Difference between revisions of "Aufgaben:Exercise 1.7: PDF of Rice Fading"

Latest revision as of 10:19, 7 July 2021

Rice fading for different values of

$|z_0|^2$

As you can see in the diagram, we consider the same scenario as in Exercise 1.6:

Rice fading with variance of the Gaussian processes $\sigma^2 = 1$ and parameter $|z_0|$ for the direct path.
Regarding direct path, we are interested in the parameter values $|z_0|^2 = 0, \ 2, \ 4, \ 10, \ 20$ (see graph).
The PDF of the magnitude $a(t) = |z(t)|$ is

$f_a(a) ={a}/{\sigma^2} \cdot {\rm e}^{ -{(a^2+ |z_0|^2) }/({2\sigma^2})}\cdot {\rm I}_0 \left [ {a \cdot |z_0|}/{\sigma^2} \right ]\hspace{0.05cm}.$

For example, the modified zeroth order Bessel function returns the following values:

${\rm I }_0 (2) = 2.28\hspace{0.05cm},\hspace{0.2cm}{\rm I }_0 (4) = 11.30\hspace{0.05cm},\hspace{0.2cm}{\rm I }_0 (3) = 67.23 \hspace{0.05cm}.$

The power (noncentral second moment) of the multiplicative factor $|z(t)|$ is

${\rm E}\left [ a^2 \right ] = {\rm E}\left [ |z(t)|^2 \right ] = 2 \cdot \sigma^2 + |z_0|^2 \hspace{0.05cm}.$

With $z_0 = 0$ , the Rice fading becomes Rayleigh fading, which is more critical. In this case, the probability that $a$ lies in the yellow-shaded area between $0$ and $1$ is

${\rm Pr}(a \le 1) = 1 - {\rm e}^{-0.5/\sigma^2} \approx 0.4 \hspace{0.05cm}.$

In this task the probability ${\rm Pr}(a ≤ 1)$ for $|z_0| ≠ 0$ is to be approximated. There are two ways to do this, namely:

the triangular approximation: ${\rm Pr}(a \le 1) = {1}/{2} \cdot f_a(a=1) \hspace{0.05cm}.$
the Gaussian approximation: If $|z_0| \gg \sigma$ , then the Rice distribution can be approximated by a Gaussian distribution with mean $|z_0|$ and standard deviation $\sigma$ .

Notes:

This task belongs to chapter Non-frequency selective fading with direct component.

- [WHAT TO WORK ON]:
A) Answer the following about the Rice fading exercise, one line each:
(i) What variance is used for the Gaussian processes?
(ii) What kind of fading does Rice fading become when z₀ = 0?
(iii) In the Gaussian approximation, what mean and standard deviation does the approximating distribution have?
B) Summarize the Rice fading exercise in two sentences.

- [GIVEN ENTRIES]:
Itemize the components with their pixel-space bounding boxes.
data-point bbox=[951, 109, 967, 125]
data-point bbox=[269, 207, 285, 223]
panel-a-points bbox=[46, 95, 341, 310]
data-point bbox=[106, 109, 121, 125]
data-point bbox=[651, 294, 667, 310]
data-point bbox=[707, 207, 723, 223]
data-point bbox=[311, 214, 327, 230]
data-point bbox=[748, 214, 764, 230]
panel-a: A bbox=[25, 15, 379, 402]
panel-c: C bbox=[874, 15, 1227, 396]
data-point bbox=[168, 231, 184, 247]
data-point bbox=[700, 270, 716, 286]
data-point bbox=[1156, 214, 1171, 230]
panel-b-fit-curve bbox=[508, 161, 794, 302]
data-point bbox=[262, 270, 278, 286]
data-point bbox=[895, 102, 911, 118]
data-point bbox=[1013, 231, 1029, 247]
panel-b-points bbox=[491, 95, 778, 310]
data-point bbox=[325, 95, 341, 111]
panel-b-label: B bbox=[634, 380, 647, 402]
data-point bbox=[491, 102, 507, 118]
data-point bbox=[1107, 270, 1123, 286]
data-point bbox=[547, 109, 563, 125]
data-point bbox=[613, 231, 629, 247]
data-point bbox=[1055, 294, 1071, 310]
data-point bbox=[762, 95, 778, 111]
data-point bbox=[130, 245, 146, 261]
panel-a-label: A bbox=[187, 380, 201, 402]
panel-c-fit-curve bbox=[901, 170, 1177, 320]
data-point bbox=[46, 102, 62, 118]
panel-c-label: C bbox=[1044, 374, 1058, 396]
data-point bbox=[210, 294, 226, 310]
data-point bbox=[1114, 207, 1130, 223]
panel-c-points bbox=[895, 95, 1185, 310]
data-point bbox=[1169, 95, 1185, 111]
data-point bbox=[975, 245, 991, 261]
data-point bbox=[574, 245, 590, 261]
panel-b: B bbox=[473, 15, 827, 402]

...

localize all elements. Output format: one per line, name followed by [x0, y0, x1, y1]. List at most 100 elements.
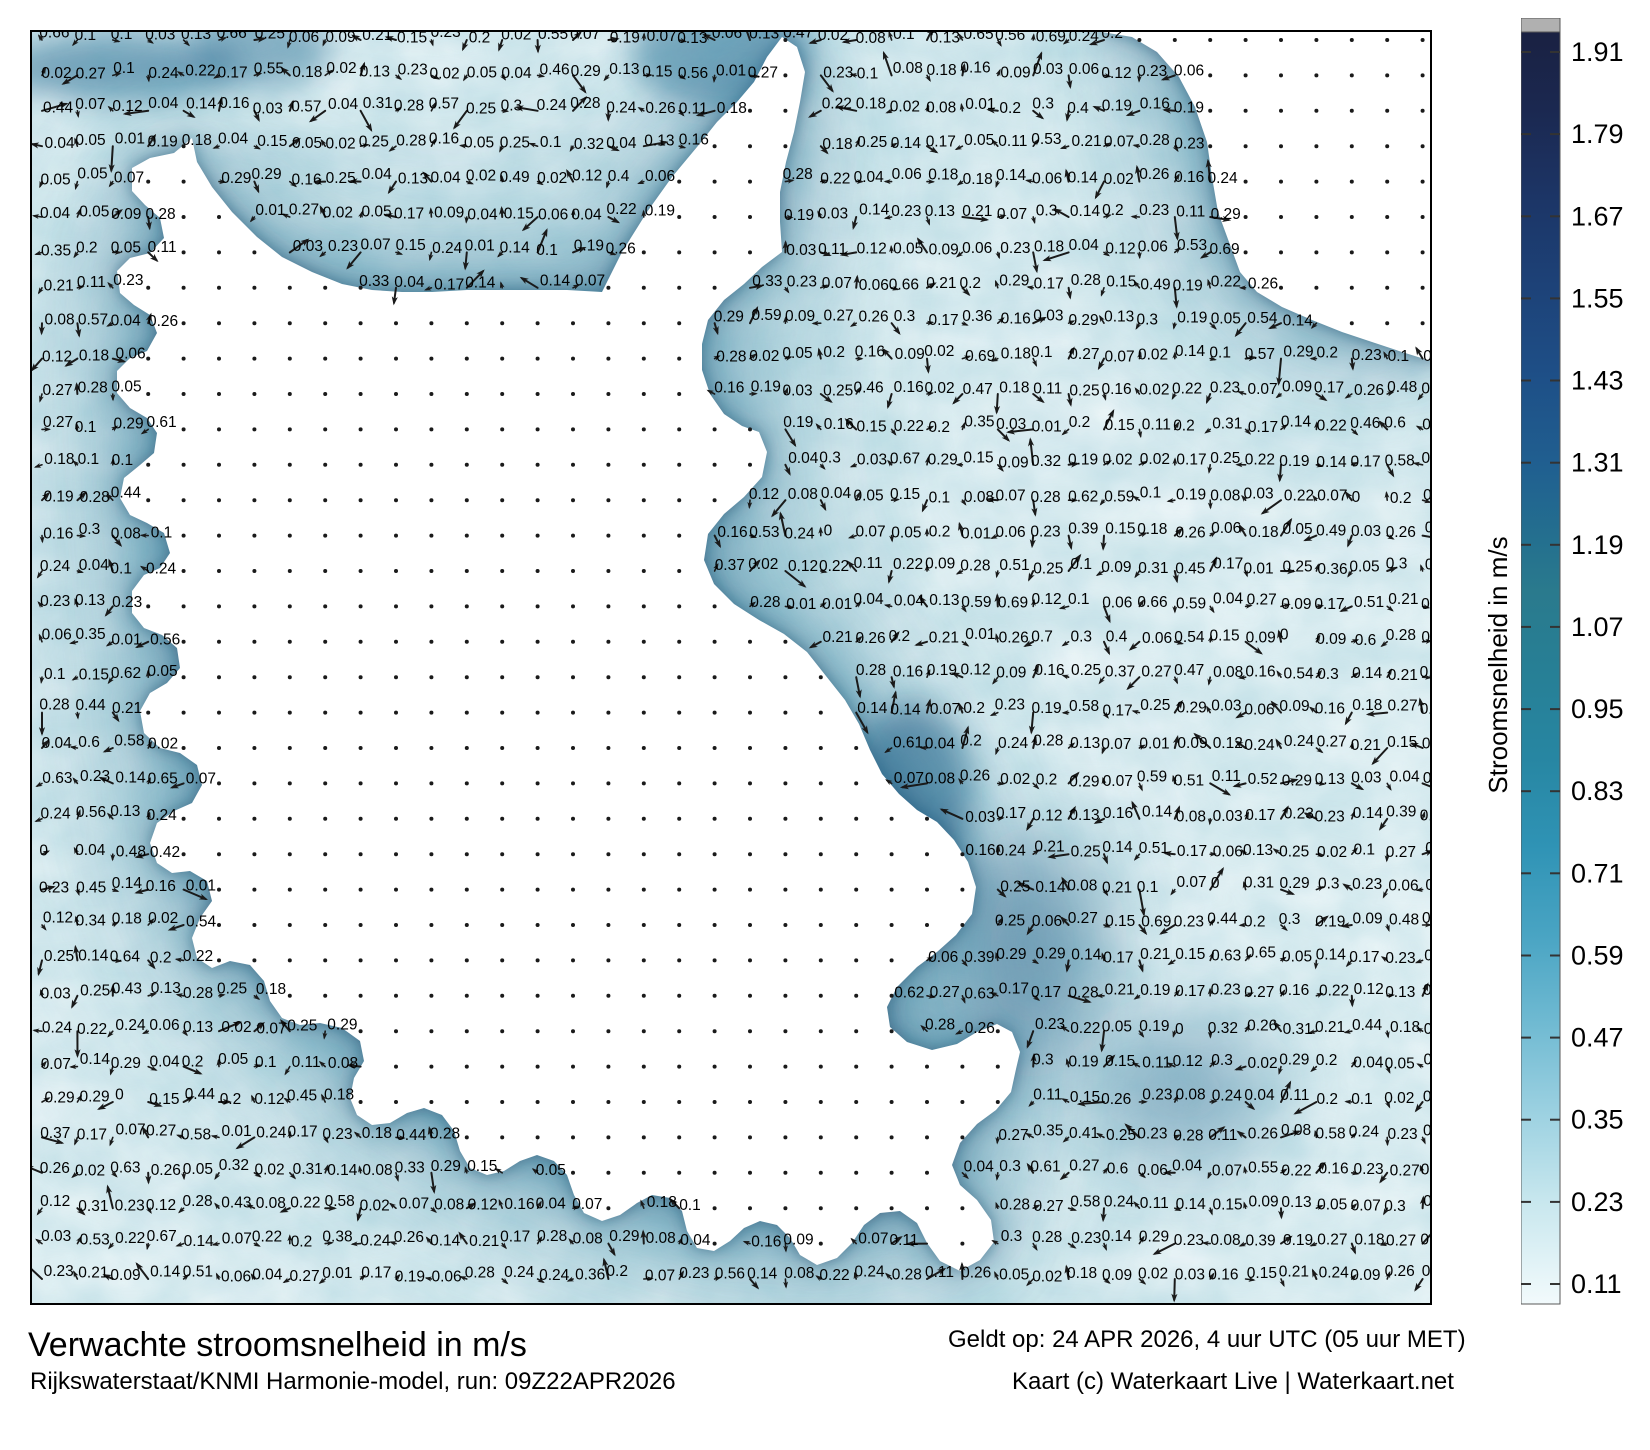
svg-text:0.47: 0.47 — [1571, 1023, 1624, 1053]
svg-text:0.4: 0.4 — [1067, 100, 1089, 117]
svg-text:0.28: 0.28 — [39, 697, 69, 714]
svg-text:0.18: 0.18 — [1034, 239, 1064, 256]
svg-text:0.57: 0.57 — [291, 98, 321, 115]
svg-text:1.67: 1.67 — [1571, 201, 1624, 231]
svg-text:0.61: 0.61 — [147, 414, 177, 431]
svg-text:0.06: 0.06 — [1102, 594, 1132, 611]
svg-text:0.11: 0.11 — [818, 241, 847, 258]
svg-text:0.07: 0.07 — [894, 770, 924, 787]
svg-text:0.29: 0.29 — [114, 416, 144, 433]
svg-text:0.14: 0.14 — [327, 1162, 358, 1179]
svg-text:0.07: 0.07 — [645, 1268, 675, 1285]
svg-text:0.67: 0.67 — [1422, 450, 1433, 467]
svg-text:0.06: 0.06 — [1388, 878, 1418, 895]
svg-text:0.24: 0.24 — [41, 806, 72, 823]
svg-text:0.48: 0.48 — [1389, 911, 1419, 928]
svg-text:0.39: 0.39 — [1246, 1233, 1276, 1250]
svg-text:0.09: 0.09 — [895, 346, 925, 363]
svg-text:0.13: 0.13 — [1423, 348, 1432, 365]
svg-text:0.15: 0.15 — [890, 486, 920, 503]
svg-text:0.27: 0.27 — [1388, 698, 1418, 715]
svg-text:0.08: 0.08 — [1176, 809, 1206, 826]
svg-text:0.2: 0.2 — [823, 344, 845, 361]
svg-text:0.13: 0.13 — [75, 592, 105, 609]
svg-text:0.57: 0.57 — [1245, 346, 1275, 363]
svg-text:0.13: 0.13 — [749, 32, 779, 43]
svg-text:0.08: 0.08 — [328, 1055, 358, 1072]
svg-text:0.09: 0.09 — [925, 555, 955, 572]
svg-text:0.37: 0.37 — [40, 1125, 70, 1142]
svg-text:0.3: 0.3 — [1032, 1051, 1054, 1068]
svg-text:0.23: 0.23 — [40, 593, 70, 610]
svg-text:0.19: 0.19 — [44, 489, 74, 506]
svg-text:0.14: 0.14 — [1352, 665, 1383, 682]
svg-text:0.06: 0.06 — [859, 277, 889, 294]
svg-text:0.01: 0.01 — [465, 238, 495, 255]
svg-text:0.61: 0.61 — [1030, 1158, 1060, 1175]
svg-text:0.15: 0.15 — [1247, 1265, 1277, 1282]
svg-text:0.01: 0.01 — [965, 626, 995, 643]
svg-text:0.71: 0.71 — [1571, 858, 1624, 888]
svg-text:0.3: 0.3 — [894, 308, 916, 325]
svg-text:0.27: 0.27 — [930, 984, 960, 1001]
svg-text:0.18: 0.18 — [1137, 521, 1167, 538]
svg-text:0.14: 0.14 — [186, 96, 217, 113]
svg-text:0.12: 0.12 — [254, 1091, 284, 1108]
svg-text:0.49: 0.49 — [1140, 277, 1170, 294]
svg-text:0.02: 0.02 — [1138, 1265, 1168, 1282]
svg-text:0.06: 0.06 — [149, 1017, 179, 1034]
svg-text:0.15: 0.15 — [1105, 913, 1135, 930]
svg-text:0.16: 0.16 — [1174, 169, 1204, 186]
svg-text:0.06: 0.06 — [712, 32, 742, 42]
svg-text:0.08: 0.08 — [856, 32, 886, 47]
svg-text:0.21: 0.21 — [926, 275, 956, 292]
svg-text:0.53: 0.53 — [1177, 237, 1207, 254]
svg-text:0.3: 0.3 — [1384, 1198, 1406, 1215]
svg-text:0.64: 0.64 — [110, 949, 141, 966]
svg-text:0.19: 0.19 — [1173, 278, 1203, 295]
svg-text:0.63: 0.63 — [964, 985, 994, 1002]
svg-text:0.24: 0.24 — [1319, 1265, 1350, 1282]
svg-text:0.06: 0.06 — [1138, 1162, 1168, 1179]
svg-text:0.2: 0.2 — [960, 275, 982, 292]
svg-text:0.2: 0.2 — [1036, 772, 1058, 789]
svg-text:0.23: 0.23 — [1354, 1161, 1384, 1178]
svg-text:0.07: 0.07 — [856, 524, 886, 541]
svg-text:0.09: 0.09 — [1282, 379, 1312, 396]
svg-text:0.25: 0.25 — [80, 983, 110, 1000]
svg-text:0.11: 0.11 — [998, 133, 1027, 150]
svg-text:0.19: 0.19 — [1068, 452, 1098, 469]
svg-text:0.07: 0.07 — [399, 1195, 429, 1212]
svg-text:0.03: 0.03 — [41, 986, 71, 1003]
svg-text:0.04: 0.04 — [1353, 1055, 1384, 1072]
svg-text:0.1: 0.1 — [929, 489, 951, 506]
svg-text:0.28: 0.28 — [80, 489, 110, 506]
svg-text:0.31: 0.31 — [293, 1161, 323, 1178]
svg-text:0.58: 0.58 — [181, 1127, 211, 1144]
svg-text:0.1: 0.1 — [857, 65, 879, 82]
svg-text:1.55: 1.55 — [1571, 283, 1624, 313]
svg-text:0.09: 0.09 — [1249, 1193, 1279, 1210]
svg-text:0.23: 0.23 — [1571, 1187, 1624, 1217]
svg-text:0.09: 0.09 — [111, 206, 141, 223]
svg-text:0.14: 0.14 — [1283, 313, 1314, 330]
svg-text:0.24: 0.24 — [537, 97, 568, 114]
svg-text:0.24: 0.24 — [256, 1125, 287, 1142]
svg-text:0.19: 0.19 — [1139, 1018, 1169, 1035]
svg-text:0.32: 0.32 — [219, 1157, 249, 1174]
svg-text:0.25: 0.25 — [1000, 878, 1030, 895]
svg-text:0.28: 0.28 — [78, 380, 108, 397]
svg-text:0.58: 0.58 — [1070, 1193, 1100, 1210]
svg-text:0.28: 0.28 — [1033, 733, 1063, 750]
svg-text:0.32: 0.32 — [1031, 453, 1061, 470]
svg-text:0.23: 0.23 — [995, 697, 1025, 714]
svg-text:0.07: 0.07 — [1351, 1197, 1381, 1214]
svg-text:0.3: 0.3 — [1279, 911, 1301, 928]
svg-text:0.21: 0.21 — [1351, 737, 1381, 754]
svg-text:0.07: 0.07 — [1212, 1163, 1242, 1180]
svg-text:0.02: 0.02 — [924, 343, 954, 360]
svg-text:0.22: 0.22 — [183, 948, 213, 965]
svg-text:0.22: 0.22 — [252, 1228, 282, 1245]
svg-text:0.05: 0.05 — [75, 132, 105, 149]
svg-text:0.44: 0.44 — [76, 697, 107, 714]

- [TASK RESPONSES]:
A)
(i) σ² = 1
(ii) Rayleigh fading
(iii) Mean |z₀| and standard deviation σ

B) The Rice fading exercise considers Rice fading with Gaussian-process variance σ² = 1 and direct-path parameter values |z₀|² = 0, 2, 4, 10 and 20. It gives the PDF of the magnitude a(t) = |z(t)| and its power 2σ² + |z₀|², and asks for Pr(a ≤ 1) with |z₀| ≠ 0 to be approximated by either a triangular approximation or, when |z₀| ≫ σ, a Gaussian distribution with mean |z₀| and standard deviation σ.